• _Problem statement_
Quote the whole listing exactly. Leave the pictures out of your copy.

• _Data extract_
══════════
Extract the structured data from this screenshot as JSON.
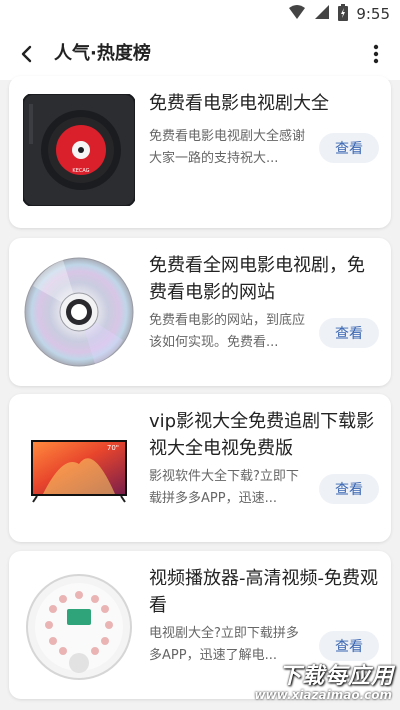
{
  "status": {
    "time": "9:55"
  },
  "header": {
    "title": "人气·热度榜"
  },
  "items": [
    {
      "title": "免费看电影电视剧大全",
      "desc": "免费看电影电视剧大全感谢大家一路的支持祝大...",
      "button": "查看",
      "image": "cd-player-icon"
    },
    {
      "title": "免费看全网电影电视剧，免费看电影的网站",
      "desc": "免费看电影的网站，到底应该如何实现。免费看...",
      "button": "查看",
      "image": "disc-icon"
    },
    {
      "title": "vip影视大全免费追剧下载影视大全电视免费版",
      "desc": "影视软件大全下载?立即下载拼多多APP，迅速...",
      "button": "查看",
      "image": "tv-icon"
    },
    {
      "title": "视频播放器-高清视频-免费观看",
      "desc": "电视剧大全?立即下载拼多多APP，迅速了解电...",
      "button": "查看",
      "image": "speaker-icon"
    }
  ],
  "tv_screen_label": "70\"",
  "watermark": {
    "text": "下载每应用",
    "url": "www.xiazaimao.com"
  },
  "colors": {
    "button_bg": "#eef1f6",
    "button_text": "#3a66b3"
  }
}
══════════
• _Final result_
Extract the structured data from this screenshot as JSON.
{
  "status": {
    "time": "9:55"
  },
  "header": {
    "title": "人气·热度榜"
  },
  "items": [
    {
      "title": "免费看电影电视剧大全",
      "desc": "免费看电影电视剧大全感谢大家一路的支持祝大...",
      "button": "查看",
      "image": "cd-player-icon"
    },
    {
      "title": "免费看全网电影电视剧，免费看电影的网站",
      "desc": "免费看电影的网站，到底应该如何实现。免费看...",
      "button": "查看",
      "image": "disc-icon"
    },
    {
      "title": "vip影视大全免费追剧下载影视大全电视免费版",
      "desc": "影视软件大全下载?立即下载拼多多APP，迅速...",
      "button": "查看",
      "image": "tv-icon"
    },
    {
      "title": "视频播放器-高清视频-免费观看",
      "desc": "电视剧大全?立即下载拼多多APP，迅速了解电...",
      "button": "查看",
      "image": "speaker-icon"
    }
  ],
  "tv_screen_label": "70\"",
  "watermark": {
    "text": "下载每应用",
    "url": "www.xiazaimao.com"
  },
  "colors": {
    "button_bg": "#eef1f6",
    "button_text": "#3a66b3"
  }
}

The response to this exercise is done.